**Texte source:**
☆ ☆ ☆

Le piège serait d’écraser les quatre romans qui composent le cycle, car ils procèdent d’intentions différente,s n’ont pas forcément le même intérêt, ni la même forme. Aux hommes les étoiles est un préambule dans tous les sens du terme, qui vient raconter, via un personnel et une intrigue romanesque un peu désuets, comment les deux découvertes majeures eurent lieu, via le projet d’un improbable pont vers Jupiter. Les Villes Nomades, second livre du cycle, fait véritablement décoller l’intrigue des villes errantes dans l’espace. C’est un récit initiatique un peu classique qui exemplifie le fonctionnement d’une ville nomade, à travers le personnage de Chris, orphelin malgré lui arraché à sa Terre natale, amené à gravir les échelons du cursus honorum de l’étrange polis qu’est New York dans l’espace. La Terre est une idée, troisième livre, joue résolument la carte du space opera, et c’est sans doute le livre du cycle qui est le plus ambitieux, le moins contrôlé, le plus éruptif, le plus intéressant, bondissant d’un espace à un autre sans crier gare. Un Coup de Cymbales, épilogue nostalgique mais maillon le plus faible de la chaine, est le livre de la fin de l’univers, et du dernier défi humain : la fin du temps, tout simplement.

☆ ☆ ☆

**Problème posé A:**
D'après l'extrait sur le cycle des villes nomades, quel livre du cycle est sans doute le plus ambitieux ?
**Problème posé B:**
Poursuivez l'extrait sur le cycle des villes nomades après sa dernière phrase.

☆ ☆ ☆

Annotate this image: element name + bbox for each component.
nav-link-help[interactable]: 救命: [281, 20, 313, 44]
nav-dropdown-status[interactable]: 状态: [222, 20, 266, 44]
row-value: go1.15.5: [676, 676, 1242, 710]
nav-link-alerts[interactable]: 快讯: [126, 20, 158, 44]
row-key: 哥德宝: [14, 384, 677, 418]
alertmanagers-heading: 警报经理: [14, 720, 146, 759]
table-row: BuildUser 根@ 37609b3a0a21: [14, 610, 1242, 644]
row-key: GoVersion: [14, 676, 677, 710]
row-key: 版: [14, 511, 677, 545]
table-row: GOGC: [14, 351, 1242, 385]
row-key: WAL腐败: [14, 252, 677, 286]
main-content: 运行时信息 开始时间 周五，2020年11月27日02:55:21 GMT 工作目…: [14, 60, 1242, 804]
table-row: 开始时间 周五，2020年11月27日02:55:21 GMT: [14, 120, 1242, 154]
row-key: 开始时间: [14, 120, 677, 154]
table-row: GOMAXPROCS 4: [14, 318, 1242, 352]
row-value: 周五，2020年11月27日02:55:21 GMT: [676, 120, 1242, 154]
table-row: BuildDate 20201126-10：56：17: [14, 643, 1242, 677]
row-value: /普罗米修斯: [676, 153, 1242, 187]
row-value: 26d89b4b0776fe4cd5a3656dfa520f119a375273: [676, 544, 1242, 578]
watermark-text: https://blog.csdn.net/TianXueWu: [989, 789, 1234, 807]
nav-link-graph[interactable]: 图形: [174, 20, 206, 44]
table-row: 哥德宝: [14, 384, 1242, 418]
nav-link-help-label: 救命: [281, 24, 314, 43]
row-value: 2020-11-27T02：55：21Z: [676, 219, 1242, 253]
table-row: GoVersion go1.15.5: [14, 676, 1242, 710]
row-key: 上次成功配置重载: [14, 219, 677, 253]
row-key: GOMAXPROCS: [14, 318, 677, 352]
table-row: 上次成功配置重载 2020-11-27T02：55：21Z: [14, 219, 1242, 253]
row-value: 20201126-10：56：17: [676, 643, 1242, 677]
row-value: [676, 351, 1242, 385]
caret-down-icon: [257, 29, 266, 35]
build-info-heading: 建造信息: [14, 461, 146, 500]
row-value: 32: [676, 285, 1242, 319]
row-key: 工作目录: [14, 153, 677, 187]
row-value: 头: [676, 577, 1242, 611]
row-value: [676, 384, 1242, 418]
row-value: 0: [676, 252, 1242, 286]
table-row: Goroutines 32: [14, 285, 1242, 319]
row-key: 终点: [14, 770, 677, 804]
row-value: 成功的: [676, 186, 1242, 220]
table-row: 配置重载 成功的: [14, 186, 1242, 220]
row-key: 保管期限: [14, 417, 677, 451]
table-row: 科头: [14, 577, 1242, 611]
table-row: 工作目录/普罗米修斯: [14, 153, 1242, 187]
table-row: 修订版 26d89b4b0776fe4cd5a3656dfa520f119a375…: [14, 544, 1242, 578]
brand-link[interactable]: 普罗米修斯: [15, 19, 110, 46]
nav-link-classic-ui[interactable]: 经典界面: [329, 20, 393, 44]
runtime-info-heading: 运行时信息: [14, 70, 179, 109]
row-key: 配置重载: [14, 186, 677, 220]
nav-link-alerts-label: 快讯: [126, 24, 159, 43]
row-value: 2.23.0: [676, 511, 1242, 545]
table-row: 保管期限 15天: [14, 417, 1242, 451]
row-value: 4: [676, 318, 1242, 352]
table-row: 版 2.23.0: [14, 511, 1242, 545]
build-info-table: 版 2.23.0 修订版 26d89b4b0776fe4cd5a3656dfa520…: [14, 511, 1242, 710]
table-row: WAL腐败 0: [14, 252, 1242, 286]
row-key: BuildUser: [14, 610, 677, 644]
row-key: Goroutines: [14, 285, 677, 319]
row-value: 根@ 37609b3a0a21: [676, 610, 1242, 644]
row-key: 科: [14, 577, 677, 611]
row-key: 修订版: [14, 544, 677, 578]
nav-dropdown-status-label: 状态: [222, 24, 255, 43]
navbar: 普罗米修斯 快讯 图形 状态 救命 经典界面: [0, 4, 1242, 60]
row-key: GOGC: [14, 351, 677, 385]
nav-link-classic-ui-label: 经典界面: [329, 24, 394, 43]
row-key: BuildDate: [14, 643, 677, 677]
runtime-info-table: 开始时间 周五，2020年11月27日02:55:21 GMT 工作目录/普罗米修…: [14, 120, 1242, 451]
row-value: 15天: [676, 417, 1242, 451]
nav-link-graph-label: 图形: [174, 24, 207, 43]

☆ ☆ ☆

**Réponse A:**
Le troisième livre, La Terre est une idée.

**Réponse B:**
L’univers fictionnel des Villes Nomades n’est qu’ébauché à bien des égards – conséquence, sans doute, de la forme romanesque, mais aussi limites vraisemblables de Blish qui ne fait qu’entrevoir la dimension colossale de l’univers fictionnel qu’il déploie et qui reste assez inexploité au regard de ses potentialités. Mais les Villes Nomades est pour autant une lecture stimulante, si l’on accepte de fermer les yeux sur des développements un peu confus, car il déploie une grande énergie centrifuge pour explorer les confins inconnus.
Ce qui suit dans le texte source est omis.